**Set problem**
Each line should be copied exactly.

# start of Material for this exercise

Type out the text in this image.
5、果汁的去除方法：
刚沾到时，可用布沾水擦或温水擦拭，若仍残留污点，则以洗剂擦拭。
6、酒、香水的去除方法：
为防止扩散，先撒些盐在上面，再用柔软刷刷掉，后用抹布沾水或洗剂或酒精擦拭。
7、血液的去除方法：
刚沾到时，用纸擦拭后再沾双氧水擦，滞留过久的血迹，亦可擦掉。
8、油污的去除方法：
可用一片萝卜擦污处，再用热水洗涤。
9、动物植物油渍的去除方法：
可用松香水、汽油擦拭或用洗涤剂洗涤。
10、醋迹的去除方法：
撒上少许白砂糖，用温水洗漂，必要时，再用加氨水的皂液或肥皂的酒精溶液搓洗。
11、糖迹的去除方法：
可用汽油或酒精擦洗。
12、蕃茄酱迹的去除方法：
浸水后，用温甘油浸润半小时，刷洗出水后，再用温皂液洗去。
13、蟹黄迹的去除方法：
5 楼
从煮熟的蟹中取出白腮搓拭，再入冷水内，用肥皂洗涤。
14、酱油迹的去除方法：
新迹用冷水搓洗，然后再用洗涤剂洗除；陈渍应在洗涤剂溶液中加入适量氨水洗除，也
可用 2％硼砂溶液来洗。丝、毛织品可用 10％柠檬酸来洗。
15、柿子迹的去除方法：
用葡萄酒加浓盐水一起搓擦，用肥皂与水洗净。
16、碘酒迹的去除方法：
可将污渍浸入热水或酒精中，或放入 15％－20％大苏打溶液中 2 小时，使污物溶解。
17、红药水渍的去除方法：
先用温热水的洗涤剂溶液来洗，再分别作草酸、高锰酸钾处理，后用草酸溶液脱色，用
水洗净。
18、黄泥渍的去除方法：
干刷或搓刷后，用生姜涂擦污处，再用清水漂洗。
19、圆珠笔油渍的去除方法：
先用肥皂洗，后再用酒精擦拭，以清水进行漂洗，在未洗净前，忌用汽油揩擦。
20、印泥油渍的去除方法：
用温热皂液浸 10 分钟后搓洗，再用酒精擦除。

# end of Material for this exercise

**Answer to the problem**
Type out the text in this image.
5、果汁的去除方法：
刚沾到时，可用布沾水擦或温水擦拭，若仍残留污点，则以洗剂擦拭。
6、酒、香水的去除方法：
为防止扩散，先撒些盐在上面，再用柔软刷刷掉，后用抹布沾水或洗剂或酒精擦拭。
7、血液的去除方法：
刚沾到时，用纸擦拭后再沾双氧水擦，滞留过久的血迹，亦可擦掉。
8、油污的去除方法：
可用一片萝卜擦污处，再用热水洗涤。
9、动物植物油渍的去除方法：
可用松香水、汽油擦拭或用洗涤剂洗涤。
10、醋迹的去除方法：
撒上少许白砂糖，用温水洗漂，必要时，再用加氨水的皂液或肥皂的酒精溶液搓洗。
11、糖迹的去除方法：
可用汽油或酒精擦洗。
12、蕃茄酱迹的去除方法：
浸水后，用温甘油浸润半小时，刷洗出水后，再用温皂液洗去。
13、蟹黄迹的去除方法：
5 楼
从煮熟的蟹中取出白腮搓拭，再入冷水内，用肥皂洗涤。
14、酱油迹的去除方法：
新迹用冷水搓洗，然后再用洗涤剂洗除；陈渍应在洗涤剂溶液中加入适量氨水洗除，也
可用 2％硼砂溶液来洗。丝、毛织品可用 10％柠檬酸来洗。
15、柿子迹的去除方法：
用葡萄酒加浓盐水一起搓擦，用肥皂与水洗净。
16、碘酒迹的去除方法：
可将污渍浸入热水或酒精中，或放入 15％－20％大苏打溶液中 2 小时，使污物溶解。
17、红药水渍的去除方法：
先用温热水的洗涤剂溶液来洗，再分别作草酸、高锰酸钾处理，后用草酸溶液脱色，用
水洗净。
18、黄泥渍的去除方法：
干刷或搓刷后，用生姜涂擦污处，再用清水漂洗。
19、圆珠笔油渍的去除方法：
先用肥皂洗，后再用酒精擦拭，以清水进行漂洗，在未洗净前，忌用汽油揩擦。
20、印泥油渍的去除方法：
用温热皂液浸 10 分钟后搓洗，再用酒精擦除。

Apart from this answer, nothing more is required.